Input for this task >>
......
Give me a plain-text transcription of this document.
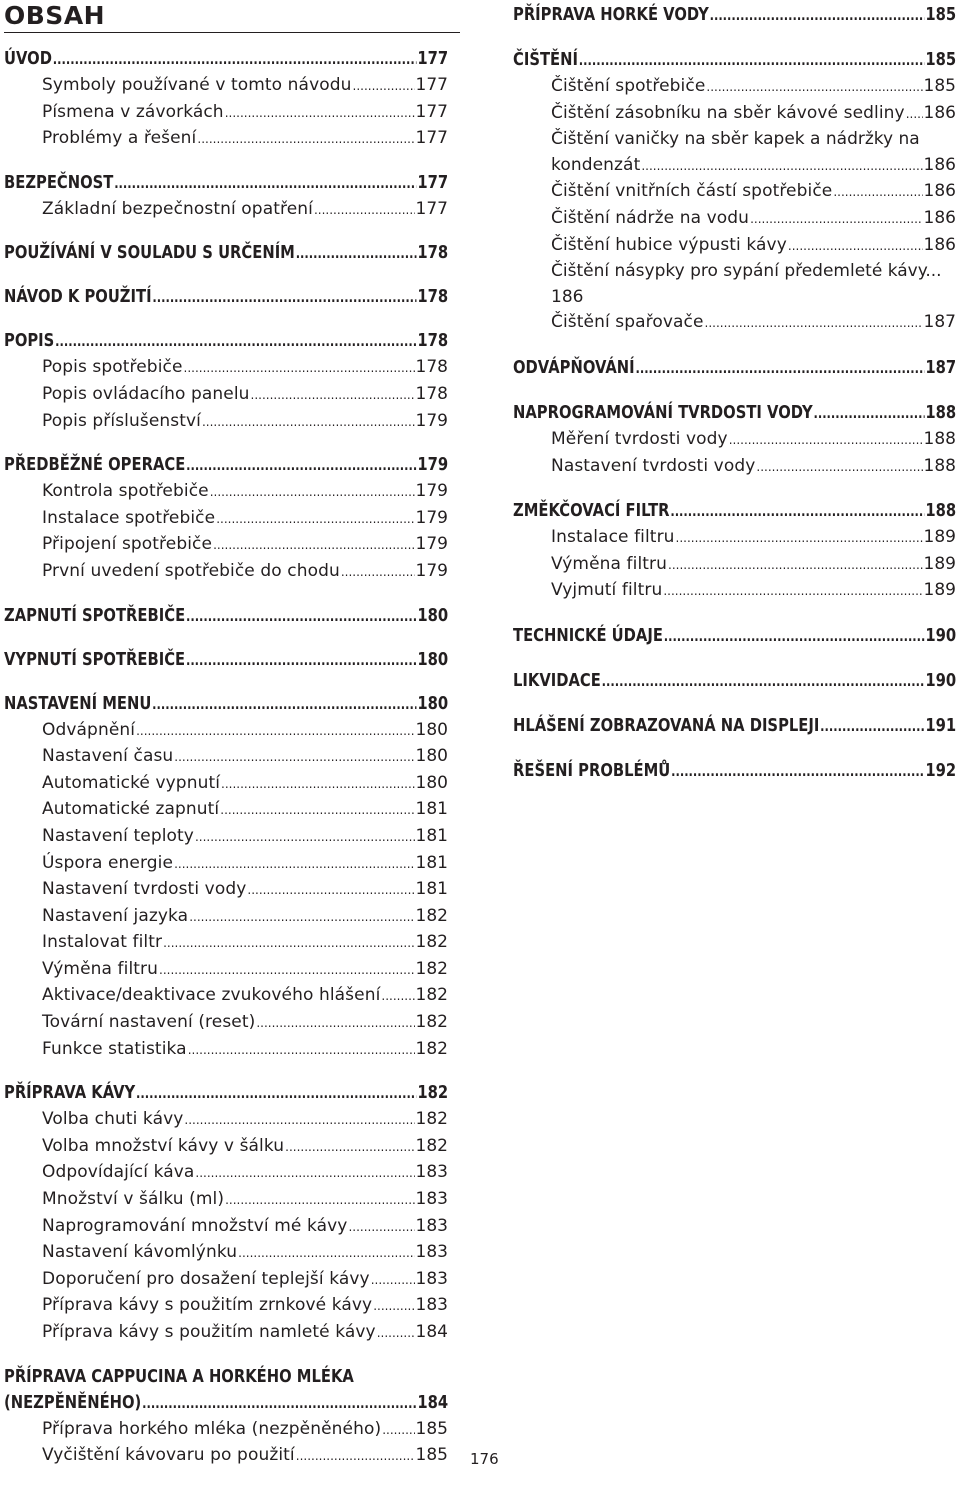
OBSAH
ÚVOD .....	177
Symboly používané v tomto návodu .....	177
Písmena v závorkách .....	177
Problémy a řešení .....	177
BEZPEČNOST .....	177
Základní bezpečnostní opatření .....	177
POUŽÍVÁNÍ V SOULADU S URČENÍM .....	178
NÁVOD K POUŽITÍ .....	178
POPIS .....	178
Popis spotřebiče .....	178
Popis ovládacího panelu .....	178
Popis příslušenství .....	179
PŘEDBĚŽNÉ OPERACE .....	179
Kontrola spotřebiče .....	179
Instalace spotřebiče .....	179
Připojení spotřebiče .....	179
První uvedení spotřebiče do chodu .....	179
ZAPNUTÍ SPOTŘEBIČE .....	180
VYPNUTÍ SPOTŘEBIČE .....	180
NASTAVENÍ MENU .....	180
Odvápnění .....	180
Nastavení času .....	180
Automatické vypnutí .....	180
Automatické zapnutí .....	181
Nastavení teploty .....	181
Úspora energie .....	181
Nastavení tvrdosti vody .....	181
Nastavení jazyka .....	182
Instalovat filtr .....	182
Výměna filtru .....	182
Aktivace/deaktivace zvukového hlášení ..... 182
Tovární nastavení (reset) .....	182
Funkce statistika .....	182
PŘÍPRAVA KÁVY .....	182
Volba chuti kávy .....	182
Volba množství kávy v šálku .....	182
Odpovídající káva .....	183
Množství v šálku (ml) .....	183
Naprogramování množství mé kávy .....	183
Nastavení kávomlýnku .....	183
Doporučení pro dosažení teplejší kávy .....	183
Příprava kávy s použitím zrnkové kávy .....	183
Příprava kávy s použitím namleté kávy ..... 184
PŘÍPRAVA CAPPUCINA A HORKÉHO MLÉKA
(NEZPĚNĚNÉHO) .....	184
Příprava horkého mléka (nezpěněného) ..... 185
Vyčištění kávovaru po použití .....	185
PŘÍPRAVA HORKÉ VODY .....	185
ČIŠTĚNÍ .....	185
Čištění spotřebiče .....	185
Čištění zásobníku na sběr kávové sedliny ..... 186
Čištění vaničky na sběr kapek a nádržky na
kondenzát .....	186
Čištění vnitřních částí spotřebiče .....	186
Čištění nádrže na vodu .....	186
Čištění hubice výpusti kávy .....	186
Čištění násypky pro sypání předemleté kávy...
186
Čištění spařovače .....	187
ODVÁPŇOVÁNÍ .....	187
NAPROGRAMOVÁNÍ TVRDOSTI VODY .....	188
Měření tvrdosti vody .....	188
Nastavení tvrdosti vody .....	188
ZMĚKČOVACÍ FILTR .....	188
Instalace filtru .....	189
Výměna filtru .....	189
Vyjmutí filtru .....	189
TECHNICKÉ ÚDAJE .....	190
LIKVIDACE .....	190
HLÁŠENÍ ZOBRAZOVANÁ NA DISPLEJI .....	191
ŘEŠENÍ PROBLÉMŮ .....	192
176
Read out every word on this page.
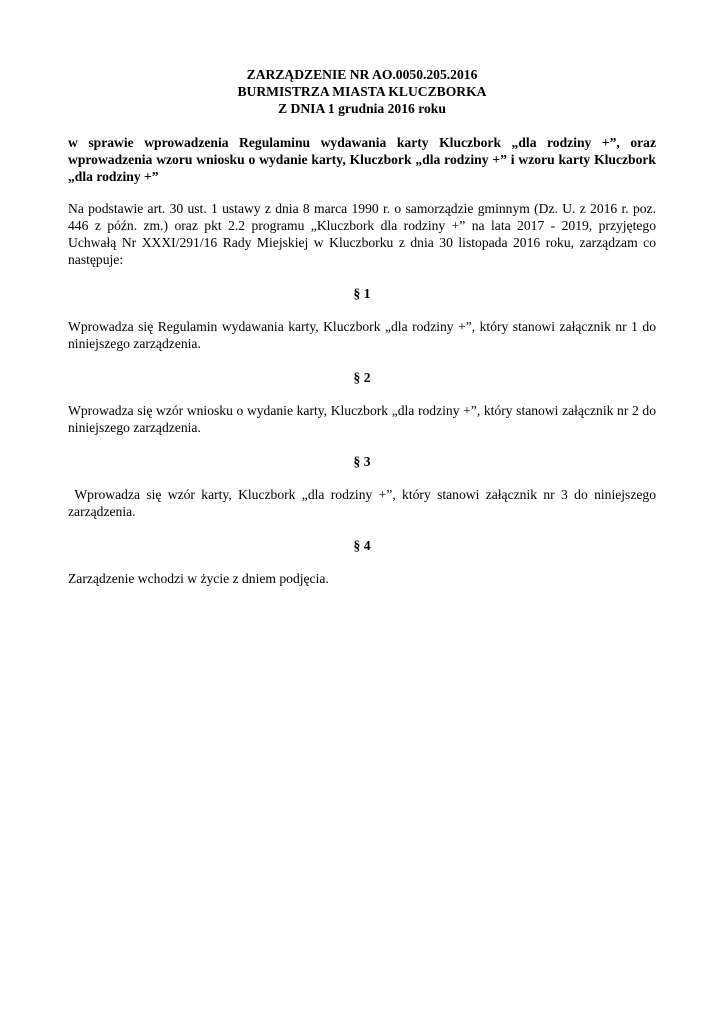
ZARZĄDZENIE NR AO.0050.205.2016

BURMISTRZA MIASTA KLUCZBORKA

Z DNIA 1 grudnia 2016 roku

w sprawie wprowadzenia Regulaminu wydawania karty Kluczbork „dla rodziny +”, oraz wprowadzenia wzoru wniosku o wydanie karty, Kluczbork „dla rodziny +” i wzoru karty Kluczbork „dla rodziny +”

Na podstawie art. 30 ust. 1 ustawy z dnia 8 marca 1990 r. o samorządzie gminnym (Dz. U. z 2016 r. poz. 446 z późn. zm.) oraz pkt 2.2 programu „Kluczbork dla rodziny +” na lata 2017 - 2019, przyjętego Uchwałą Nr XXXI/291/16 Rady Miejskiej w Kluczborku z dnia 30 listopada 2016 roku, zarządzam co następuje:

§ 1

Wprowadza się Regulamin wydawania karty, Kluczbork „dla rodziny +”, który stanowi załącznik nr 1 do niniejszego zarządzenia.

§ 2

Wprowadza się wzór wniosku o wydanie karty, Kluczbork „dla rodziny +”, który stanowi załącznik nr 2 do niniejszego zarządzenia.

§ 3

Wprowadza się wzór karty, Kluczbork „dla rodziny +”, który stanowi załącznik nr 3 do niniejszego zarządzenia.

§ 4

Zarządzenie wchodzi w życie z dniem podjęcia.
......
Instruction >> Find the lines above holding the word "wydawania" and show them.

The response >>
w sprawie wprowadzenia Regulaminu wydawania karty Kluczbork „dla rodziny +”, oraz wprowadzenia wzoru wniosku o wydanie karty, Kluczbork „dla rodziny +” i wzoru karty Kluczbork „dla rodziny +”
Wprowadza się Regulamin wydawania karty, Kluczbork „dla rodziny +”, który stanowi załącznik nr 1 do niniejszego zarządzenia.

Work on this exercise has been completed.